### PROBLEM REQUIREMENTS
Of the lines in the listing below, how many hold "paint"? Answer with the number only.

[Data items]
- - -
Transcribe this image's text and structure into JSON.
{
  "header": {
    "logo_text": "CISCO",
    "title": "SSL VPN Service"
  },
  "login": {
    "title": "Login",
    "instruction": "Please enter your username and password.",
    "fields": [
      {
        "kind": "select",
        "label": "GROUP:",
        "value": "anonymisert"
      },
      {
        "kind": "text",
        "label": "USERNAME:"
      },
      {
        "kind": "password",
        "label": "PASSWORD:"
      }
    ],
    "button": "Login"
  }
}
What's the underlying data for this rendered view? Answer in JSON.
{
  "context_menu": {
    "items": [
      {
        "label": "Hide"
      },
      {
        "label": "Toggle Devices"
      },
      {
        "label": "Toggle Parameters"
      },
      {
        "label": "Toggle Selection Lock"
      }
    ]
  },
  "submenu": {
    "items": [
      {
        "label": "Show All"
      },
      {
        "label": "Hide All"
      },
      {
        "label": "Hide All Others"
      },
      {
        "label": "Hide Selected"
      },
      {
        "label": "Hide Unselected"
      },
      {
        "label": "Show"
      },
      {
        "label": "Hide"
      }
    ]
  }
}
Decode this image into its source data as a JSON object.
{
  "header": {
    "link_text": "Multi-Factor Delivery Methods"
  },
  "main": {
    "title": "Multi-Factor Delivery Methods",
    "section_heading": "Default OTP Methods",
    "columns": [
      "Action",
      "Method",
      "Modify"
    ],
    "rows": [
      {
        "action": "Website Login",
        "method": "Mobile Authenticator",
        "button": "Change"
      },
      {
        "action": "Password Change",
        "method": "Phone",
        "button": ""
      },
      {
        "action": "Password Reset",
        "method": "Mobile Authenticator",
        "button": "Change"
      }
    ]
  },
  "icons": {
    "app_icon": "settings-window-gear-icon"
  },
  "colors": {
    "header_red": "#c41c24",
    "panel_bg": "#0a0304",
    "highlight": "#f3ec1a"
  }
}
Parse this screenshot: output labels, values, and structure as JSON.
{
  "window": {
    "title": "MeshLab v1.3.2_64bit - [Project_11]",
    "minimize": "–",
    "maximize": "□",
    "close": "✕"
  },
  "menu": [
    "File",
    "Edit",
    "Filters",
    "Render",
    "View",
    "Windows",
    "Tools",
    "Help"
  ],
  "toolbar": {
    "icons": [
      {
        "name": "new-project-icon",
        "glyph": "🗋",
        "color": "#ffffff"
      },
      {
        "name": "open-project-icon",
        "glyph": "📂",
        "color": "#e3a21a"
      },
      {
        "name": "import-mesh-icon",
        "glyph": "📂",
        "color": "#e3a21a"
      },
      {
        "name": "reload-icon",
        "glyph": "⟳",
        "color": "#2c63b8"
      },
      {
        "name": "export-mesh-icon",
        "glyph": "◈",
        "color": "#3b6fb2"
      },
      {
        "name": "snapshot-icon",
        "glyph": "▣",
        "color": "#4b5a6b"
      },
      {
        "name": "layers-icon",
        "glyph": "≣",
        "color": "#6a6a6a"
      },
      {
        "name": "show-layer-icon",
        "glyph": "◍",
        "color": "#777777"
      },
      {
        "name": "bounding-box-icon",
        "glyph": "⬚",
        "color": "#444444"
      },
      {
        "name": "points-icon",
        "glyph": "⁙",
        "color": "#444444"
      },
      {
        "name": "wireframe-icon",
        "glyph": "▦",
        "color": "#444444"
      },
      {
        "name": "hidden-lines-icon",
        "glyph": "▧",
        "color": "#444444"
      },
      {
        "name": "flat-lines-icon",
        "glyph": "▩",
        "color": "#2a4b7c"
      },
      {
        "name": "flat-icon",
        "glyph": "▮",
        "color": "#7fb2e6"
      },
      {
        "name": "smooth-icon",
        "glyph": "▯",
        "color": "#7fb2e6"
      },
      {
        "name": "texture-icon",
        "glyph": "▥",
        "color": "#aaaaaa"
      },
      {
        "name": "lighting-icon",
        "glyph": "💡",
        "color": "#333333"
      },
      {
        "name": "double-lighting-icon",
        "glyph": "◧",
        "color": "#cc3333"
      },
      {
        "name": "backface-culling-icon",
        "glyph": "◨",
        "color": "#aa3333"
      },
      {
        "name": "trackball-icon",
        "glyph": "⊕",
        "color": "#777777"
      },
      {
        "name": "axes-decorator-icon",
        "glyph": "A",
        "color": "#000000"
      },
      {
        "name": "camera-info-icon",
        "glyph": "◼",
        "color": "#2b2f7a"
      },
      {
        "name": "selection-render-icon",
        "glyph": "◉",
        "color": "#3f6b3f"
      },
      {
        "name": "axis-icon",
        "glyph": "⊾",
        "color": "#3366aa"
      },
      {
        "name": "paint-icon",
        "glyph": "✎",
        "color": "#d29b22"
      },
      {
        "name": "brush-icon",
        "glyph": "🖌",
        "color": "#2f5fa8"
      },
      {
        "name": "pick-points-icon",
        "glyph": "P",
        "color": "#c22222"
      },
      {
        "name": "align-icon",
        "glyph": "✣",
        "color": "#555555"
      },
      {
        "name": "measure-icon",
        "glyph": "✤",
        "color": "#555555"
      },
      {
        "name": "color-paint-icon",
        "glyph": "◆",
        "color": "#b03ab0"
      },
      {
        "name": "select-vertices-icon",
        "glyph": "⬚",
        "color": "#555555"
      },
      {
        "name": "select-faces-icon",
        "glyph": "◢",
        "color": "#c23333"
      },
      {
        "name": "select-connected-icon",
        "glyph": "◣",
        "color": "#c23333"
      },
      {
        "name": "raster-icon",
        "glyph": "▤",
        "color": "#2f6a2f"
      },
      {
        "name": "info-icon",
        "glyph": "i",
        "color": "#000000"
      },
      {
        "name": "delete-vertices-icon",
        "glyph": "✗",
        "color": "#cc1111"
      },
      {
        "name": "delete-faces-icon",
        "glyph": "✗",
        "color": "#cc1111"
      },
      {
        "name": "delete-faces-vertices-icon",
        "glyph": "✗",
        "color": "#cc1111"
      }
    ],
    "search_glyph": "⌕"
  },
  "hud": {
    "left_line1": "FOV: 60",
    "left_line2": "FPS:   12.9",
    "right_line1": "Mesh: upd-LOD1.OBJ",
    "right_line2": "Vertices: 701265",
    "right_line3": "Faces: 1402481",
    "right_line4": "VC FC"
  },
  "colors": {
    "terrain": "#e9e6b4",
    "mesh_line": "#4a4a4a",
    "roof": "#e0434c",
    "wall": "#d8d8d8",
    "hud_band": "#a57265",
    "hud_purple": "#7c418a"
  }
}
- - -
### EXPECTED ANSWER
2